──────── Data provided ────────

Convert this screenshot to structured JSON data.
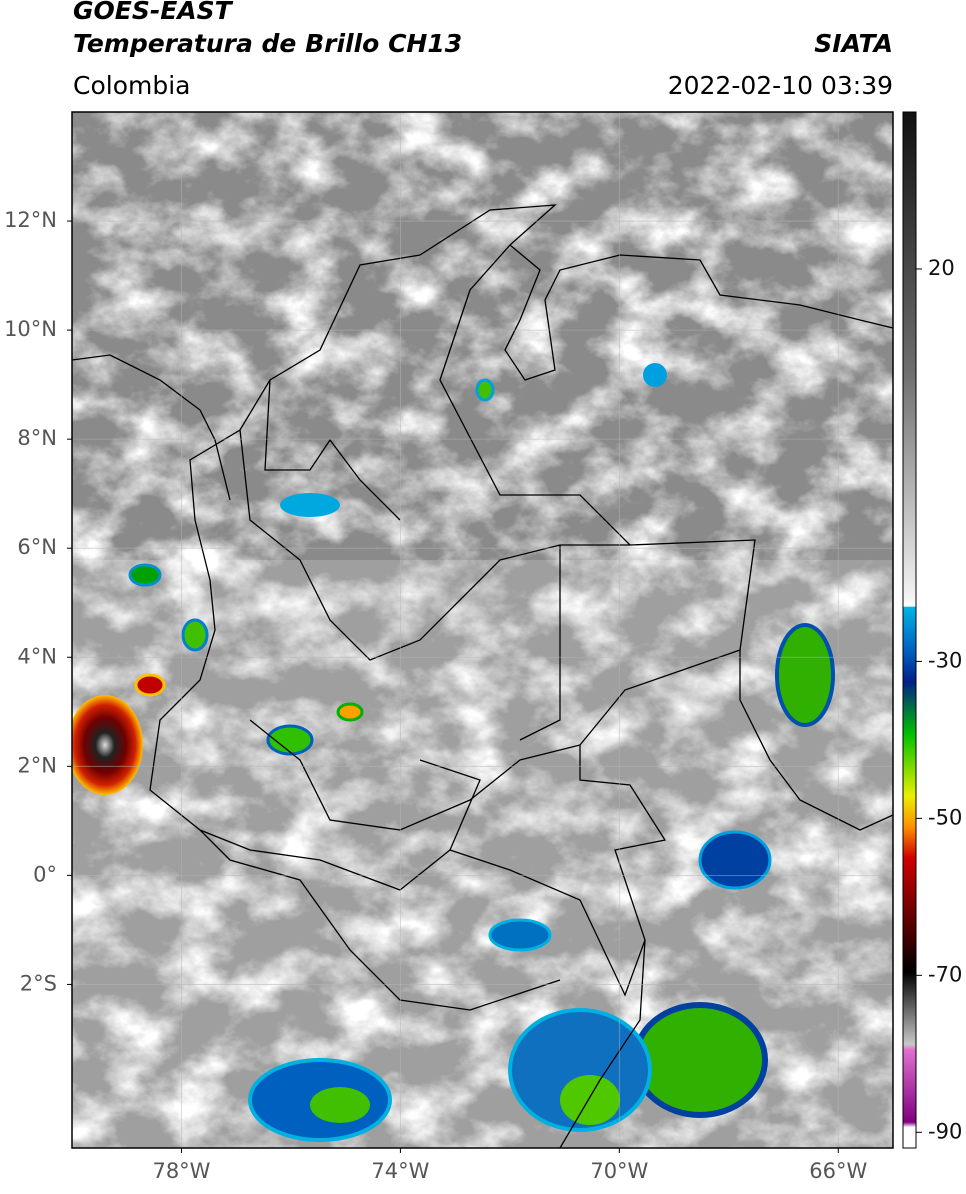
{
  "header": {
    "title": "GOES-EAST",
    "subtitle": "Temperatura de Brillo CH13",
    "source": "SIATA",
    "region": "Colombia",
    "datetime": "2022-02-10 03:39"
  },
  "map": {
    "lonlim": [
      -80,
      -65
    ],
    "latlim": [
      -5,
      14
    ],
    "lonticks": [
      {
        "value": -78,
        "label": "78°W"
      },
      {
        "value": -74,
        "label": "74°W"
      },
      {
        "value": -70,
        "label": "70°W"
      },
      {
        "value": -66,
        "label": "66°W"
      }
    ],
    "latticks": [
      {
        "value": 12,
        "label": "12°N"
      },
      {
        "value": 10,
        "label": "10°N"
      },
      {
        "value": 8,
        "label": "8°N"
      },
      {
        "value": 6,
        "label": "6°N"
      },
      {
        "value": 4,
        "label": "4°N"
      },
      {
        "value": 2,
        "label": "2°N"
      },
      {
        "value": 0,
        "label": "0°"
      },
      {
        "value": -2,
        "label": "2°S"
      }
    ],
    "grid": true
  },
  "colorbar": {
    "lim": [
      -92,
      40
    ],
    "ticks": [
      20,
      -30,
      -50,
      -70,
      -90
    ]
  }
}
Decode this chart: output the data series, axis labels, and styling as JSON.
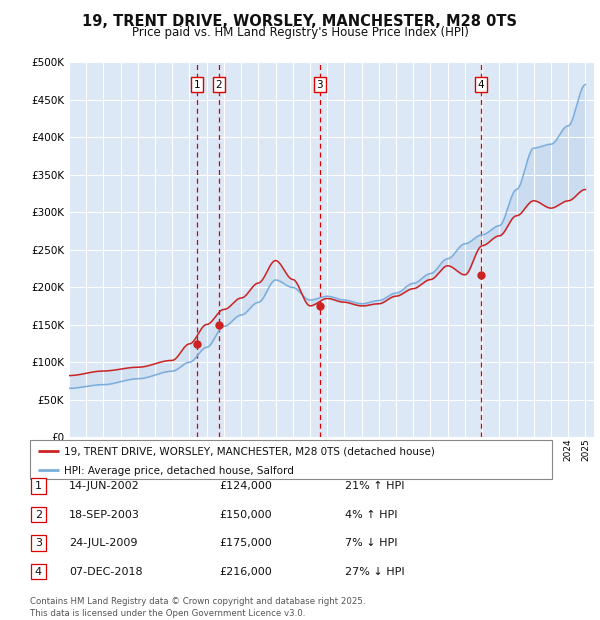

────────

Given exercise
Repeat the records word for word. Any picture in them should be left out.

Result below
Convert this screenshot to structured JSON data.
{
  "header": {
    "title": "GOES-EAST",
    "subtitle": "Temperatura de Brillo CH13",
    "source": "SIATA",
    "region": "Colombia",
    "datetime": "2022-02-10 03:39"
  },
  "map": {
    "lonlim": [
      -80,
      -65
    ],
    "latlim": [
      -5,
      14
    ],
    "lonticks": [
      {
        "value": -78,
        "label": "78°W"
      },
      {
        "value": -74,
        "label": "74°W"
      },
      {
        "value": -70,
        "label": "70°W"
      },
      {
        "value": -66,
        "label": "66°W"
      }
    ],
    "latticks": [
      {
        "value": 12,
        "label": "12°N"
      },
      {
        "value": 10,
        "label": "10°N"
      },
      {
        "value": 8,
        "label": "8°N"
      },
      {
        "value": 6,
        "label": "6°N"
      },
      {
        "value": 4,
        "label": "4°N"
      },
      {
        "value": 2,
        "label": "2°N"
      },
      {
        "value": 0,
        "label": "0°"
      },
      {
        "value": -2,
        "label": "2°S"
      }
    ],
    "grid": true
  },
  "colorbar": {
    "lim": [
      -92,
      40
    ],
    "ticks": [
      20,
      -30,
      -50,
      -70,
      -90
    ]
  }
}
Decode this chart: output the data series, axis labels, and styling as JSON.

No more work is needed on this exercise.